> **REQUEST**:
Please give these rows again, substituting "pixel positions" for every "pixel coordinates" and leaving everything else unchanged.

Element position data
>>>>>
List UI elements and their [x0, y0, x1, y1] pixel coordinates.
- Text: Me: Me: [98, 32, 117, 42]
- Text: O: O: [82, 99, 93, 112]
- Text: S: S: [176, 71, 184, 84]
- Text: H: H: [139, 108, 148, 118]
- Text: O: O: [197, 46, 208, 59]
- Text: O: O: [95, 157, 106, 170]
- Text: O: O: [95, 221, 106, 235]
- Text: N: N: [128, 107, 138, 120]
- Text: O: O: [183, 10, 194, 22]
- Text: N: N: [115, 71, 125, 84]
<<<<<
> **EXPECTED ANSWER**:
List UI elements and their [x0, y0, x1, y1] pixel positions.
- Text: Me: Me: [98, 32, 117, 42]
- Text: O: O: [82, 99, 93, 112]
- Text: S: S: [176, 71, 184, 84]
- Text: H: H: [139, 108, 148, 118]
- Text: O: O: [197, 46, 208, 59]
- Text: O: O: [95, 157, 106, 170]
- Text: O: O: [95, 221, 106, 235]
- Text: N: N: [128, 107, 138, 120]
- Text: O: O: [183, 10, 194, 22]
- Text: N: N: [115, 71, 125, 84]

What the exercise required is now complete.